• [GIVEN INSTRUCTION]: Look through the data and write out every line with the word "ISBN" in it.

• [EXTRACTED INFORMATION]:
========
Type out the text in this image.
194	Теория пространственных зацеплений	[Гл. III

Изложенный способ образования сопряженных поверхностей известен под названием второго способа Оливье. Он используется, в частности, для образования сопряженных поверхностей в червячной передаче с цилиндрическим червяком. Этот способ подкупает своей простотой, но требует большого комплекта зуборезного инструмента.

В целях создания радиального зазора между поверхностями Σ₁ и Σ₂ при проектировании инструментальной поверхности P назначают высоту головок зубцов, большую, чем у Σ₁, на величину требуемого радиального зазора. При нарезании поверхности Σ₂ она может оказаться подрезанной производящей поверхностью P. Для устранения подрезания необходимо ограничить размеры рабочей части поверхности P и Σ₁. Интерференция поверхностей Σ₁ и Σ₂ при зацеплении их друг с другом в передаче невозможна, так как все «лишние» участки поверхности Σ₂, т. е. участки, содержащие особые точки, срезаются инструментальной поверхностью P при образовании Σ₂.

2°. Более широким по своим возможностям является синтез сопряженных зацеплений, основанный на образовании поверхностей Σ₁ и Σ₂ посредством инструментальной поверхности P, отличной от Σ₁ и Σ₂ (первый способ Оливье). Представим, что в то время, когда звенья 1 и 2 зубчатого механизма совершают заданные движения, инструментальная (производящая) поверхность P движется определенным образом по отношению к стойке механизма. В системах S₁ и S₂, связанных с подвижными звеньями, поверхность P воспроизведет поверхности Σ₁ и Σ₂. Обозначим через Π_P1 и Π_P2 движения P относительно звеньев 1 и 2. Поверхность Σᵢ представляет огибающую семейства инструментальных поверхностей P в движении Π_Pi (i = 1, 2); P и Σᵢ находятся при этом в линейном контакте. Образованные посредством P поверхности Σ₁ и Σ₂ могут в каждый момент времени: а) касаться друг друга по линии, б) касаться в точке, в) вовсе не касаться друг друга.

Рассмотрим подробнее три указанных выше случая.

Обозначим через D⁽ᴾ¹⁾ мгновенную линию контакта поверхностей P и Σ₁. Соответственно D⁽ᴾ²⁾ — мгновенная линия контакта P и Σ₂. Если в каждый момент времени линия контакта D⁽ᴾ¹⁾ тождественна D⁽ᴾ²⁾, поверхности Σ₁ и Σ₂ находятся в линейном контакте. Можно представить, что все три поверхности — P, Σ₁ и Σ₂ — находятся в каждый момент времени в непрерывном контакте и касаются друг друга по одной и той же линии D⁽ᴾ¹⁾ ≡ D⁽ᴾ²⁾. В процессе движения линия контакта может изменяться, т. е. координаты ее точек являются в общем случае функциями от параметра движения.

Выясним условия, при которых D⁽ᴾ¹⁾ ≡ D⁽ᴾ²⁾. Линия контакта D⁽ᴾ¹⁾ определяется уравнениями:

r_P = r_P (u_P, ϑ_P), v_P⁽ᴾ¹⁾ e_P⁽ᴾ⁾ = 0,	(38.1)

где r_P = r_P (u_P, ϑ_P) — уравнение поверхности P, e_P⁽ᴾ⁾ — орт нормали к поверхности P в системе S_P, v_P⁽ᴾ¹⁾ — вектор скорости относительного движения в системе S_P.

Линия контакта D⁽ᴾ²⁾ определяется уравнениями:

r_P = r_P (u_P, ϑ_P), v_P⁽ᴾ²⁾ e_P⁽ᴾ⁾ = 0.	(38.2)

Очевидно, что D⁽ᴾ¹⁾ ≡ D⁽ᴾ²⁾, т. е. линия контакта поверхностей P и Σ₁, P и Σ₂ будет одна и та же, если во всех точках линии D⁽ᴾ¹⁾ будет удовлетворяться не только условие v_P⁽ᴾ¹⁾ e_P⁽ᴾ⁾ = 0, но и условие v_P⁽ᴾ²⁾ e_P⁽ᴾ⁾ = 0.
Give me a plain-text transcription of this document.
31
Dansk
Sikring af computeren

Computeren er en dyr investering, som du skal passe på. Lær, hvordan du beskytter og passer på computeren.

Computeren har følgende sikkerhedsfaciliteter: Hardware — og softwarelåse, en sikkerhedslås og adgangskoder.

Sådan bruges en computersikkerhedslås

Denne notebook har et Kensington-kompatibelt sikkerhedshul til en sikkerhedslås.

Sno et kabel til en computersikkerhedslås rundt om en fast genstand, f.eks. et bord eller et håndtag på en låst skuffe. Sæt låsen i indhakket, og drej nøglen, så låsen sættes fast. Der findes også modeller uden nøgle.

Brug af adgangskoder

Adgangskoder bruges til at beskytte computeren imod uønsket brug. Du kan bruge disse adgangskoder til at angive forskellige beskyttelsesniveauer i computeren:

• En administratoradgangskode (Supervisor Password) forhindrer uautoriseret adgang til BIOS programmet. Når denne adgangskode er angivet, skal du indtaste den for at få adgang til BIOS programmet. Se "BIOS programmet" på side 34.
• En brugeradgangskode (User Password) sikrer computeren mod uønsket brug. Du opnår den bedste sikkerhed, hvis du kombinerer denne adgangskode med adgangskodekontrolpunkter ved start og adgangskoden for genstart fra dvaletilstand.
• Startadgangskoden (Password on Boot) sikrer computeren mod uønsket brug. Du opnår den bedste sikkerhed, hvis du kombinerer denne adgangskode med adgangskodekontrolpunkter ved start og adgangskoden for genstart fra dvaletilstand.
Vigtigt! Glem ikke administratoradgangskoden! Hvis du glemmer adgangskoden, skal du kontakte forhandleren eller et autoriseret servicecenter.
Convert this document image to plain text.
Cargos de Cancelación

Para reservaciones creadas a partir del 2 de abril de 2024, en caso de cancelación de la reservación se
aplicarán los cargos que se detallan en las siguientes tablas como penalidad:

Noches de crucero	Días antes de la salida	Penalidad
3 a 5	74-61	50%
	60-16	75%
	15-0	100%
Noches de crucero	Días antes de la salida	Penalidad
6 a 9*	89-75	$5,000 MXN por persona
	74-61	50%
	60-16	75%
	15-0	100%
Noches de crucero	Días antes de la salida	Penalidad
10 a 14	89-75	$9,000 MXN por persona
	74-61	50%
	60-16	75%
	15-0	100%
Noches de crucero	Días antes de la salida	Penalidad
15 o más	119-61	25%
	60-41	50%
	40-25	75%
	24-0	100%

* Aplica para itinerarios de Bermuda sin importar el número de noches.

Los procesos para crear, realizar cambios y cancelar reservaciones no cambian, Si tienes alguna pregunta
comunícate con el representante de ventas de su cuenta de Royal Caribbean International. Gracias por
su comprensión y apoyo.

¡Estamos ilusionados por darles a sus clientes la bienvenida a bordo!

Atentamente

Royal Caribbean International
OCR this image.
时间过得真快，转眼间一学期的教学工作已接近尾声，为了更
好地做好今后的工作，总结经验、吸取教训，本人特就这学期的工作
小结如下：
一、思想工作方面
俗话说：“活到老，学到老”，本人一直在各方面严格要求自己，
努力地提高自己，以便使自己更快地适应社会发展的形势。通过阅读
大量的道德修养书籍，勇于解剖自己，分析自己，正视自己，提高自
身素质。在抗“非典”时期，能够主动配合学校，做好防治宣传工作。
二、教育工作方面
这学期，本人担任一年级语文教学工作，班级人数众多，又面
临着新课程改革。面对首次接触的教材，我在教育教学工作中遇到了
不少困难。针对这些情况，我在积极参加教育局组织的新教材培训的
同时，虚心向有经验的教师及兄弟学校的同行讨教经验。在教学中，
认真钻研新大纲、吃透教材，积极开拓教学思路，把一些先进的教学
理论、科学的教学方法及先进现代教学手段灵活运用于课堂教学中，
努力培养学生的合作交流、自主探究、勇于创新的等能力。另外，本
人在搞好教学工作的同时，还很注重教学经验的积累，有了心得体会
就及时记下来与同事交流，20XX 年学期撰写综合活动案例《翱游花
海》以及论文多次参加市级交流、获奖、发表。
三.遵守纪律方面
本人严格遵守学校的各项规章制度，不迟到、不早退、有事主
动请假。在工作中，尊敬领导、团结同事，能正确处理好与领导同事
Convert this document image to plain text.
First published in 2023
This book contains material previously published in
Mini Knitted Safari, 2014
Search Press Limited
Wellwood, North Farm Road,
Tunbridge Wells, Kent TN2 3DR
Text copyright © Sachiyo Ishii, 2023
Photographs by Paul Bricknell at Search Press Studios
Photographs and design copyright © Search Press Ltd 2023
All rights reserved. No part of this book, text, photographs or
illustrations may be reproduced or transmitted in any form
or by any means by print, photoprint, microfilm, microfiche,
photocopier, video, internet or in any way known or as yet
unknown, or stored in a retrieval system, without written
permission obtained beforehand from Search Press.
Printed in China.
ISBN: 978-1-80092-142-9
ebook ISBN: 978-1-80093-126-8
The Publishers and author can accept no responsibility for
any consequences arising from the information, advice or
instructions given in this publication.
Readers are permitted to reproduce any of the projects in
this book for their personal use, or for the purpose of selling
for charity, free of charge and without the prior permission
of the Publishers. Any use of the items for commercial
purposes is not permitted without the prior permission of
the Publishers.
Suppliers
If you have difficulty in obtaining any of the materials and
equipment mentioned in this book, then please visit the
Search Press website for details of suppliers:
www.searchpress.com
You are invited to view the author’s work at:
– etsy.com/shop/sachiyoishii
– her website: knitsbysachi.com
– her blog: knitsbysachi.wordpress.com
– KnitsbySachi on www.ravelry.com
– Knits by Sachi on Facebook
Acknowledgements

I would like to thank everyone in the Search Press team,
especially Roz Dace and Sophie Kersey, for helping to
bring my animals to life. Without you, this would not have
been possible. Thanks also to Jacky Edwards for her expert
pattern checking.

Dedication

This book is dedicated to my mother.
========
• [THE ANSWER]:
ISBN: 978-1-80092-142-9
ebook ISBN: 978-1-80093-126-8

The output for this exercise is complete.